___ Data excerpts
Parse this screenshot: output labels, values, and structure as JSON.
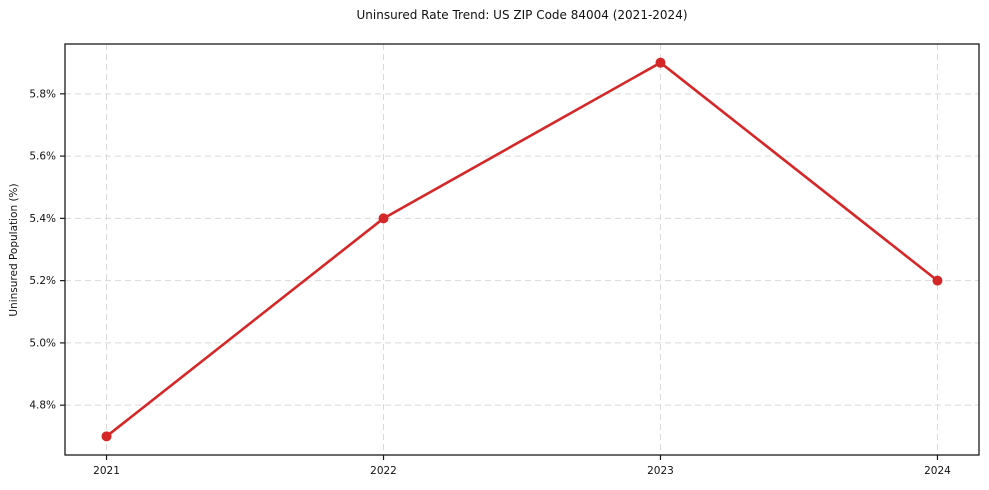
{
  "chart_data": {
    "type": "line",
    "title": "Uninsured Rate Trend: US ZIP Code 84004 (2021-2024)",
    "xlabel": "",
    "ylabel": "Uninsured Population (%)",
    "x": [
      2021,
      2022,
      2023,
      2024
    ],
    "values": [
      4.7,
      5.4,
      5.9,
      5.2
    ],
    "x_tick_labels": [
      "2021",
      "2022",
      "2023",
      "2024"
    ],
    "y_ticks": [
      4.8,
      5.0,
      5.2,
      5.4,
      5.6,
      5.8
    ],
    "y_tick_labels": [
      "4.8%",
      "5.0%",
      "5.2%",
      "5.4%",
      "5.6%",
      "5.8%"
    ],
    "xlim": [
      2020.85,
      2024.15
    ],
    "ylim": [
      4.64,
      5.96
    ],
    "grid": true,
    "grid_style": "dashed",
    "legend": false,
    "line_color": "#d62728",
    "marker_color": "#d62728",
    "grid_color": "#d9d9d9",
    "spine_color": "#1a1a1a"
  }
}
______
___ Data excerpts
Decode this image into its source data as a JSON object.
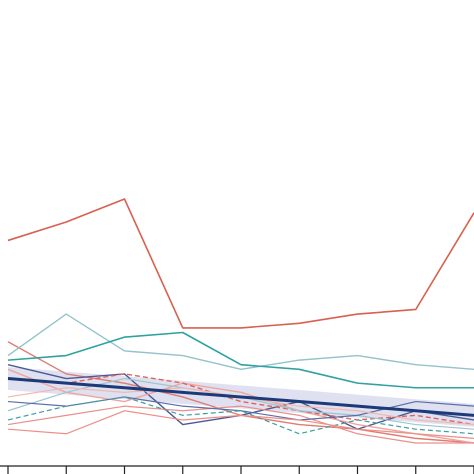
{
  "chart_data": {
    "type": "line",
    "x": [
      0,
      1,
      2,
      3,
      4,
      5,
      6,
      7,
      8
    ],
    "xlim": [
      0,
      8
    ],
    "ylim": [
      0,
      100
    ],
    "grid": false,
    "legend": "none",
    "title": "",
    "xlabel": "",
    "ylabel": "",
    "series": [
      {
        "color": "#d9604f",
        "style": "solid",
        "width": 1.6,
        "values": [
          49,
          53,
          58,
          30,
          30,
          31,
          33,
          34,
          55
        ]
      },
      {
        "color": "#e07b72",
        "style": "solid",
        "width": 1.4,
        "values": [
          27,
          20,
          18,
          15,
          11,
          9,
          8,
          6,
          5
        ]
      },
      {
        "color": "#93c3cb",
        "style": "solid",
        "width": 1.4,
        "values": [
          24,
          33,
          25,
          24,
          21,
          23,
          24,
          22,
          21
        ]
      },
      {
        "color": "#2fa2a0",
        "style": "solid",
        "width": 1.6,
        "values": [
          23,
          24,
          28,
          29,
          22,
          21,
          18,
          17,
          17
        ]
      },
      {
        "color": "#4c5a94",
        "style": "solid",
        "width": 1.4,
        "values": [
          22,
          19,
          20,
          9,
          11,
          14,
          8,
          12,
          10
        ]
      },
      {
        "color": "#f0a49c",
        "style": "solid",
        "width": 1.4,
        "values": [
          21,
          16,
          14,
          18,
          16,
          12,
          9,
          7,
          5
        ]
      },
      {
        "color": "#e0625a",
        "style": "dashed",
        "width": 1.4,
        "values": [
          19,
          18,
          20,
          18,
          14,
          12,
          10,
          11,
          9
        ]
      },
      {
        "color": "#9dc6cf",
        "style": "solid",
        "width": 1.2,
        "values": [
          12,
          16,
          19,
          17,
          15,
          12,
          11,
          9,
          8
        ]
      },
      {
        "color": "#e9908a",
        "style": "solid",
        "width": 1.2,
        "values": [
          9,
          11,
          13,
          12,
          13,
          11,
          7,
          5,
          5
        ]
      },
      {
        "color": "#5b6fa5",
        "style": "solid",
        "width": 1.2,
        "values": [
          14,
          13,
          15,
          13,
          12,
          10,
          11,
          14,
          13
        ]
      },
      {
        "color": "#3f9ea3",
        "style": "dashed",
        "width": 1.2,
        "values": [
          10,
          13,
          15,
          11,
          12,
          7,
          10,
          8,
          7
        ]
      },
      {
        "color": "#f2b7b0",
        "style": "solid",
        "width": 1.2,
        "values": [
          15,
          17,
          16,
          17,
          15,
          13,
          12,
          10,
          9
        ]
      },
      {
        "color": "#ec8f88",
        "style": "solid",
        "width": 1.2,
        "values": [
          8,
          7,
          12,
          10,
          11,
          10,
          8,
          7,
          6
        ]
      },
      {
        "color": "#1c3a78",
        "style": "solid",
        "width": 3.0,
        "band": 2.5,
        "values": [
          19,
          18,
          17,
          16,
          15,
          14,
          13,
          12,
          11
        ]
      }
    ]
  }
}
______
What is needed » Above are some records. Count the lines among them with the word "JSON", and answer with the number only.

Written response » 2